● Stored records
━━━━━━━━━━━━━━━━
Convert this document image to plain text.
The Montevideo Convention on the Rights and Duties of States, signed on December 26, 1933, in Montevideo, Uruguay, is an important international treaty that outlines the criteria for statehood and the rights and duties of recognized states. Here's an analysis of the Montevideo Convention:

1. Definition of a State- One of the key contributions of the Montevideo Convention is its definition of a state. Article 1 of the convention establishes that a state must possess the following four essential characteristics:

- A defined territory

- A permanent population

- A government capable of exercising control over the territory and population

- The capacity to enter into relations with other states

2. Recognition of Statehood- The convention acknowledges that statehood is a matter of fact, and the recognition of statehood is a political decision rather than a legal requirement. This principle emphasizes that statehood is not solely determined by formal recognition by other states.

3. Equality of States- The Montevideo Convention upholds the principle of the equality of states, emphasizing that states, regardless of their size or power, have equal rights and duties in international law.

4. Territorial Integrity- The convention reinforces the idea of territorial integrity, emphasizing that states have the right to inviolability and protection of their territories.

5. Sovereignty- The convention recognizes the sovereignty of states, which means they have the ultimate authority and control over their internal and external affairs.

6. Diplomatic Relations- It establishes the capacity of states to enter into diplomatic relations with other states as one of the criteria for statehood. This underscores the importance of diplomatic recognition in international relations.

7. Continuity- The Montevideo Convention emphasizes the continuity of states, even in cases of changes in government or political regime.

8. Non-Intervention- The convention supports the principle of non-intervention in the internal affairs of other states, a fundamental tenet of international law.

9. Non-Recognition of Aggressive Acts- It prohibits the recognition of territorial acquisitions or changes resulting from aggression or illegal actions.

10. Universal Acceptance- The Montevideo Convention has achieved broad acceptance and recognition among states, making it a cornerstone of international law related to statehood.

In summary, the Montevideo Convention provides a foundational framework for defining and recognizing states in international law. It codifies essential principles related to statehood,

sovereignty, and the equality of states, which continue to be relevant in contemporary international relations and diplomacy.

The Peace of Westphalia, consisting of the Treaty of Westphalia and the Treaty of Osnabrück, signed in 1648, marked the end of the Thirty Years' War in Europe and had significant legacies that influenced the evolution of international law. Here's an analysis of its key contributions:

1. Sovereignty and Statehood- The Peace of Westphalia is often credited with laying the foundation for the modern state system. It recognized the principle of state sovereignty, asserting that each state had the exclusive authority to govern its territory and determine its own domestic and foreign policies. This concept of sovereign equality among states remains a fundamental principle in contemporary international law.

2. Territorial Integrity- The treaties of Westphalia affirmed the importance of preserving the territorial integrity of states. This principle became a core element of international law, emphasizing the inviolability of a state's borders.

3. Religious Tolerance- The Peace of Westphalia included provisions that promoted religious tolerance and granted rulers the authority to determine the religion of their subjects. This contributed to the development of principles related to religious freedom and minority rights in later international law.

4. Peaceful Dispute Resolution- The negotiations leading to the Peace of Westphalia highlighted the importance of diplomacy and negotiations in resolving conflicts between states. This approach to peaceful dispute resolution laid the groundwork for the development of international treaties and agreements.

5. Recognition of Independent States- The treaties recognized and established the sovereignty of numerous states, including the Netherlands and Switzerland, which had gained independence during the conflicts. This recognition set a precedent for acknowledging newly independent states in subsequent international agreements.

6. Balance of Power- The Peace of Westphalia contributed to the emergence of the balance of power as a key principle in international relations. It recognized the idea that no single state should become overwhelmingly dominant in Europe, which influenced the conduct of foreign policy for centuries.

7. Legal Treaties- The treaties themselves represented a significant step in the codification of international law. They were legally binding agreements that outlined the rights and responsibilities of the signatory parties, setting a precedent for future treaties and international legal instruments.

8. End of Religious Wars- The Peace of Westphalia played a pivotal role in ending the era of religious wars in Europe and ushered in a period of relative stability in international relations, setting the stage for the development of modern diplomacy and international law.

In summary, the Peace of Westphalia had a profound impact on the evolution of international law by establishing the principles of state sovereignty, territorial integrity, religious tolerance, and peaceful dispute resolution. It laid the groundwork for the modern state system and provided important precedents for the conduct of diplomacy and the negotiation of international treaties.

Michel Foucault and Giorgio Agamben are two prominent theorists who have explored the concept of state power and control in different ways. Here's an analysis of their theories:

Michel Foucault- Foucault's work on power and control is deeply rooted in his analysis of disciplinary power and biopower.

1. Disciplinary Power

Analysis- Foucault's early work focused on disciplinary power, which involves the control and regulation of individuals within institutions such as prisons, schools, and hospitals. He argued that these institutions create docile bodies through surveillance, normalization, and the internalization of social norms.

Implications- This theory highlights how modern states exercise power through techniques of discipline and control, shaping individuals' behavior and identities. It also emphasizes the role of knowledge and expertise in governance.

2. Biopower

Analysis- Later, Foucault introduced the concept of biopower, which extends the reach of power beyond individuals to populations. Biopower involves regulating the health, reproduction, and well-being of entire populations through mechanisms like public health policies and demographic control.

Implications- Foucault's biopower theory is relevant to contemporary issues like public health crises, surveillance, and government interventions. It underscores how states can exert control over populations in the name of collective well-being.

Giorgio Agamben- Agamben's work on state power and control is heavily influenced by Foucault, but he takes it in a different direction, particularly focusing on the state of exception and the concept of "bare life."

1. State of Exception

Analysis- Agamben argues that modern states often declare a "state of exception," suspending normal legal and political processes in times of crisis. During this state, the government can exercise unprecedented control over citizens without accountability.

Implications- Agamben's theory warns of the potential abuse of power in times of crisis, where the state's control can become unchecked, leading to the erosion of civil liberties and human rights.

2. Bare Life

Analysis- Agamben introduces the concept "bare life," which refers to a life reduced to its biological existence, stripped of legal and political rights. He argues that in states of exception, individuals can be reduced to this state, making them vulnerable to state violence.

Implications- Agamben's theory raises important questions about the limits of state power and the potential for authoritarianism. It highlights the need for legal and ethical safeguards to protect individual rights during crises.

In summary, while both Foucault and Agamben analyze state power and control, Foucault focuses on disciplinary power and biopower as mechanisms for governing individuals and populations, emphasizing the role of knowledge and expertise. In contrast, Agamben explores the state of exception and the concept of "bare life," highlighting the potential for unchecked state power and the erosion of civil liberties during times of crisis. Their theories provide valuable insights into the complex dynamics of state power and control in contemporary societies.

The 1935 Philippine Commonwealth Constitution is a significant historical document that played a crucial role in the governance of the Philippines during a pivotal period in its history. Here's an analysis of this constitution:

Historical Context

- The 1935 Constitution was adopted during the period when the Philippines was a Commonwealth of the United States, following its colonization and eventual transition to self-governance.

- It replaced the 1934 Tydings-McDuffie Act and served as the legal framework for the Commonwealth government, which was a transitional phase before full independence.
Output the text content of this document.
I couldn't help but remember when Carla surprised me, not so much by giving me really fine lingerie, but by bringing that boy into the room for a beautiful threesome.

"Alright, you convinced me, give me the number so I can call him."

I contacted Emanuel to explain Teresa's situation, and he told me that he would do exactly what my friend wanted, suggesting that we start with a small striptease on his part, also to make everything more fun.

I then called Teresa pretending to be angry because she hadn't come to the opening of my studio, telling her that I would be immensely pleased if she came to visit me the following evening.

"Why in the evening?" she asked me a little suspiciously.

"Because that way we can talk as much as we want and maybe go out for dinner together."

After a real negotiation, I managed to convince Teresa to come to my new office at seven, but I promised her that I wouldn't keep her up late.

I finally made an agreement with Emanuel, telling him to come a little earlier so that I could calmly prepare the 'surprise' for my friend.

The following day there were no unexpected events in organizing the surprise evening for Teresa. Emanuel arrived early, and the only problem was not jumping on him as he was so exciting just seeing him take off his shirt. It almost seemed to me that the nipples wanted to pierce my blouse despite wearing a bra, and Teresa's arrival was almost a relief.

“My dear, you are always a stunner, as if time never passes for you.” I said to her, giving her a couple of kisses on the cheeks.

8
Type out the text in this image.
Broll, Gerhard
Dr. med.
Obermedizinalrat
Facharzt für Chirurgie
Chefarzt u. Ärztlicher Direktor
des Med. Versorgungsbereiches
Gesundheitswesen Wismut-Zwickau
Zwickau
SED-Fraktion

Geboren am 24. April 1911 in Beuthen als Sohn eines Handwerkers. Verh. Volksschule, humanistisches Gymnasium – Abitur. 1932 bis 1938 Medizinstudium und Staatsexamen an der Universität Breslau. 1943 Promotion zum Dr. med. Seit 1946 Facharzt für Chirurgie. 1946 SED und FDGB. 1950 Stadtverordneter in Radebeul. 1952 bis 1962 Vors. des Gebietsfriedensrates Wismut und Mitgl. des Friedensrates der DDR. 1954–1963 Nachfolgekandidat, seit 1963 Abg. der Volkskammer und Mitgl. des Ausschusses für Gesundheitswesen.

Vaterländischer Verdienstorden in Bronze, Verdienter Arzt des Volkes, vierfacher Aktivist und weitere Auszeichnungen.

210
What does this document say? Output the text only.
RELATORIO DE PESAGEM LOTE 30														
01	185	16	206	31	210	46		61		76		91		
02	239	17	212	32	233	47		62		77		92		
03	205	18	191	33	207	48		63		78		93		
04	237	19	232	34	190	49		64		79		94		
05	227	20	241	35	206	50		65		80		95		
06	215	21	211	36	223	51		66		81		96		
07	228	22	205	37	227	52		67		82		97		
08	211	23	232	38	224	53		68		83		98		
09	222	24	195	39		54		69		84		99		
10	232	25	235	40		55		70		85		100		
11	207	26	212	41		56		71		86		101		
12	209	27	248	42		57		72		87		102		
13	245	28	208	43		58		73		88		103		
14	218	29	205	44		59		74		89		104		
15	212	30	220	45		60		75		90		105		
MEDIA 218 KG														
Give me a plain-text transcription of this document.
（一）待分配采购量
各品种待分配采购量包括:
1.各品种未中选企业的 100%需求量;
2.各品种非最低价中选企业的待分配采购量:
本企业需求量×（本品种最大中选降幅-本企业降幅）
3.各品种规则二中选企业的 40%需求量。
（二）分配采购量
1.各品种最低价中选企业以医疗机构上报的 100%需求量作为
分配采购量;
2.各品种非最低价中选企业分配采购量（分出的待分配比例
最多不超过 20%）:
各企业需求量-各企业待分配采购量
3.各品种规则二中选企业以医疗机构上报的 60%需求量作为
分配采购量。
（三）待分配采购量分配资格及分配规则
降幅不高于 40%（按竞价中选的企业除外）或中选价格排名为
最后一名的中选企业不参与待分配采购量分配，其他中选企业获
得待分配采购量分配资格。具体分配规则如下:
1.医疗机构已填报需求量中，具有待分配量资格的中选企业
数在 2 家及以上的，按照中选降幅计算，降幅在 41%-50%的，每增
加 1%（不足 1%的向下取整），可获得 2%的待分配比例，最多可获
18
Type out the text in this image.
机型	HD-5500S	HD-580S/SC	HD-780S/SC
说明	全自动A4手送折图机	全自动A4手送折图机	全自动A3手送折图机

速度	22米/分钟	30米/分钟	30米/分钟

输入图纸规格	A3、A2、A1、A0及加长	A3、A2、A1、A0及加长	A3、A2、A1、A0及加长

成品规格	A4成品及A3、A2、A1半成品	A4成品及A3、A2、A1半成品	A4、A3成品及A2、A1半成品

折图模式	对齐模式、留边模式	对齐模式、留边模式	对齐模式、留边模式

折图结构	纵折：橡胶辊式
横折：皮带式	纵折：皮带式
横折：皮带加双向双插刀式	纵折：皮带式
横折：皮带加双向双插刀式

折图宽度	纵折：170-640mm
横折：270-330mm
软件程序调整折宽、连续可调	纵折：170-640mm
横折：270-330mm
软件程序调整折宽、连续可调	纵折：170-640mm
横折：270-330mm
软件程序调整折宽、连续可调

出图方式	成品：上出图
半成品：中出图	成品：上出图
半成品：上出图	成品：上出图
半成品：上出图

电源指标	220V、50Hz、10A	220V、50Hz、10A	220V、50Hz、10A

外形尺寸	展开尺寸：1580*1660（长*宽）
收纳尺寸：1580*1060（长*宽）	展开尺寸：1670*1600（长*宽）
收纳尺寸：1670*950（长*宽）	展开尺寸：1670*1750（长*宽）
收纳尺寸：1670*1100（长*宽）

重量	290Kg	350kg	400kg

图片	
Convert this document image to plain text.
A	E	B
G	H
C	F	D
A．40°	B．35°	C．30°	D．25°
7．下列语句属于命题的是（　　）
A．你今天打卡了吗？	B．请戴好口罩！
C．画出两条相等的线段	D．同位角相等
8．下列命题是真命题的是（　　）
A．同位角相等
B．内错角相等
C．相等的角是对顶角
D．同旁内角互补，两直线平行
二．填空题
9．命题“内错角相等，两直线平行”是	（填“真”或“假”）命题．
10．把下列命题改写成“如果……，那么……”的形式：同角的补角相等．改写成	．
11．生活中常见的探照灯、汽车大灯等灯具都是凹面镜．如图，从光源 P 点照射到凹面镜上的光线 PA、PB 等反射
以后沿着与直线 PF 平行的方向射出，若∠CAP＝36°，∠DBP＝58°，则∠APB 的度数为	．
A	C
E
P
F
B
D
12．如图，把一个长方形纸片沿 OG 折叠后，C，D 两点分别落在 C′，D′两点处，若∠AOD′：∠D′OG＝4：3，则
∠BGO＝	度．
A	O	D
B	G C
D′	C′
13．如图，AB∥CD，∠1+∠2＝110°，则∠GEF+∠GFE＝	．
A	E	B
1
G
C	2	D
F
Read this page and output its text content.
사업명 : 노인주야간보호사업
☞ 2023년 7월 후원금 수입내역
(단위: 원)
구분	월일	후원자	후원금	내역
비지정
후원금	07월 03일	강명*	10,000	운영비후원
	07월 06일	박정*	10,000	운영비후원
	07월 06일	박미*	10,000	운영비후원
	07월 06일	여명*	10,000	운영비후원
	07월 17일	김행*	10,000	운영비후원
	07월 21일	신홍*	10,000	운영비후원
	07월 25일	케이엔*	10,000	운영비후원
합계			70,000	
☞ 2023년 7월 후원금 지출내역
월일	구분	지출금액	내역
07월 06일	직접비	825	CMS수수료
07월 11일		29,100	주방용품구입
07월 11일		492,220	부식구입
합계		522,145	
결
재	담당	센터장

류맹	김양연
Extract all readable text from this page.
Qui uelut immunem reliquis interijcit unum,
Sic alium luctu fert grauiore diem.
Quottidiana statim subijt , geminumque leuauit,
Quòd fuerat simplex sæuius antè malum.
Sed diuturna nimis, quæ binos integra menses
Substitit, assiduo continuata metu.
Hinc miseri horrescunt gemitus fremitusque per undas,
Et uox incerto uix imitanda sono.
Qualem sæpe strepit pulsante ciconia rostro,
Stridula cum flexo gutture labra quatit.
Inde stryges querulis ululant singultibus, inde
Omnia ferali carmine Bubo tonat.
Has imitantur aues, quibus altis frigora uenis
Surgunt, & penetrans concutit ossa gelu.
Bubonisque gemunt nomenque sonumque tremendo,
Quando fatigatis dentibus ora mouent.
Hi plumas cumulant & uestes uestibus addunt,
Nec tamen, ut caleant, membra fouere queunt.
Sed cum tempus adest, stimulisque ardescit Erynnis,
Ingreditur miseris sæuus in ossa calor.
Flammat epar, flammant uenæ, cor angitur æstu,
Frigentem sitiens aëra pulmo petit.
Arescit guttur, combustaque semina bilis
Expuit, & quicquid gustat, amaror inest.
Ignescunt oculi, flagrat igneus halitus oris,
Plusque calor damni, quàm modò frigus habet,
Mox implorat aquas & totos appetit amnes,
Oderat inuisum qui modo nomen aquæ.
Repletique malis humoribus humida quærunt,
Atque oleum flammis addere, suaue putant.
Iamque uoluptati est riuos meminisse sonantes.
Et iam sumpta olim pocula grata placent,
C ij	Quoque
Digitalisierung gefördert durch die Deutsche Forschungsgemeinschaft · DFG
━━━━━━━━━━━━━━━━
● CHALLENGE
Select every line in the records above that contains the word "document".

● THE COMPLETED TASK
Convert this document image to plain text.
The 1935 Philippine Commonwealth Constitution is a significant historical document that played a crucial role in the governance of the Philippines during a pivotal period in its history. Here's an analysis of this constitution:
Output the text content of this document.
What does this document say? Output the text only.
Give me a plain-text transcription of this document.
Convert this document image to plain text.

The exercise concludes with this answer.